## [ACTIVITY]
Retype the full set of records. Keep every character identical.
○ ○ ○ ○
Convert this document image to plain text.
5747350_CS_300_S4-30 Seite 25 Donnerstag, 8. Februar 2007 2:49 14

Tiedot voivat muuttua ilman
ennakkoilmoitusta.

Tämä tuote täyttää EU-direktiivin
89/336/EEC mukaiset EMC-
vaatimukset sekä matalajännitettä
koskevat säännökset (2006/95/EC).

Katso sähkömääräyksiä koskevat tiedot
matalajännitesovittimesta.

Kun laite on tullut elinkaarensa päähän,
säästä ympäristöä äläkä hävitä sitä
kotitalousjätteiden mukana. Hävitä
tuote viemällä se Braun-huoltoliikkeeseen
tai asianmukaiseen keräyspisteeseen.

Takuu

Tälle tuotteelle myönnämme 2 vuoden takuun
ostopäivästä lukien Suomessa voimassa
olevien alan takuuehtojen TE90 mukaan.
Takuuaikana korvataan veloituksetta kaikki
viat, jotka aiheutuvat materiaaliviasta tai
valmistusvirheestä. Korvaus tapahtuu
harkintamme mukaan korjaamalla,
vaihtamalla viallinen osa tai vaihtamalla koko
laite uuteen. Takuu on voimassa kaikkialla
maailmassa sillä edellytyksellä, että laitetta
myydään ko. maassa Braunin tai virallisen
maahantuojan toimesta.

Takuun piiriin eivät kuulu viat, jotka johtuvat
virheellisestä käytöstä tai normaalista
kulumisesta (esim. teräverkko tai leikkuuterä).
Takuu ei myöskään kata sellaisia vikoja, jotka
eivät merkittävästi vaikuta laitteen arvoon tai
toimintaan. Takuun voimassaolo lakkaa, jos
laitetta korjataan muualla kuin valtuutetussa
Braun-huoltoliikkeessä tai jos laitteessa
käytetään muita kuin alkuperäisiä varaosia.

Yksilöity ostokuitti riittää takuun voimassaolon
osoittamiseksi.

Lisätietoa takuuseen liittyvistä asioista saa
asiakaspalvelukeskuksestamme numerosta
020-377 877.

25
○ ○ ○ ○
## [PROBLEM SOLUTION]
Convert this document image to plain text.
5747350_CS_300_S4-30 Seite 25 Donnerstag, 8. Februar 2007 2:49 14

Tiedot voivat muuttua ilman
ennakkoilmoitusta.

Tämä tuote täyttää EU-direktiivin
89/336/EEC mukaiset EMC-
vaatimukset sekä matalajännitettä
koskevat säännökset (2006/95/EC).

Katso sähkömääräyksiä koskevat tiedot
matalajännitesovittimesta.

Kun laite on tullut elinkaarensa päähän,
säästä ympäristöä äläkä hävitä sitä
kotitalousjätteiden mukana. Hävitä
tuote viemällä se Braun-huoltoliikkeeseen
tai asianmukaiseen keräyspisteeseen.

Takuu

Tälle tuotteelle myönnämme 2 vuoden takuun
ostopäivästä lukien Suomessa voimassa
olevien alan takuuehtojen TE90 mukaan.
Takuuaikana korvataan veloituksetta kaikki
viat, jotka aiheutuvat materiaaliviasta tai
valmistusvirheestä. Korvaus tapahtuu
harkintamme mukaan korjaamalla,
vaihtamalla viallinen osa tai vaihtamalla koko
laite uuteen. Takuu on voimassa kaikkialla
maailmassa sillä edellytyksellä, että laitetta
myydään ko. maassa Braunin tai virallisen
maahantuojan toimesta.

Takuun piiriin eivät kuulu viat, jotka johtuvat
virheellisestä käytöstä tai normaalista
kulumisesta (esim. teräverkko tai leikkuuterä).
Takuu ei myöskään kata sellaisia vikoja, jotka
eivät merkittävästi vaikuta laitteen arvoon tai
toimintaan. Takuun voimassaolo lakkaa, jos
laitetta korjataan muualla kuin valtuutetussa
Braun-huoltoliikkeessä tai jos laitteessa
käytetään muita kuin alkuperäisiä varaosia.

Yksilöity ostokuitti riittää takuun voimassaolon
osoittamiseksi.

Lisätietoa takuuseen liittyvistä asioista saa
asiakaspalvelukeskuksestamme numerosta
020-377 877.

25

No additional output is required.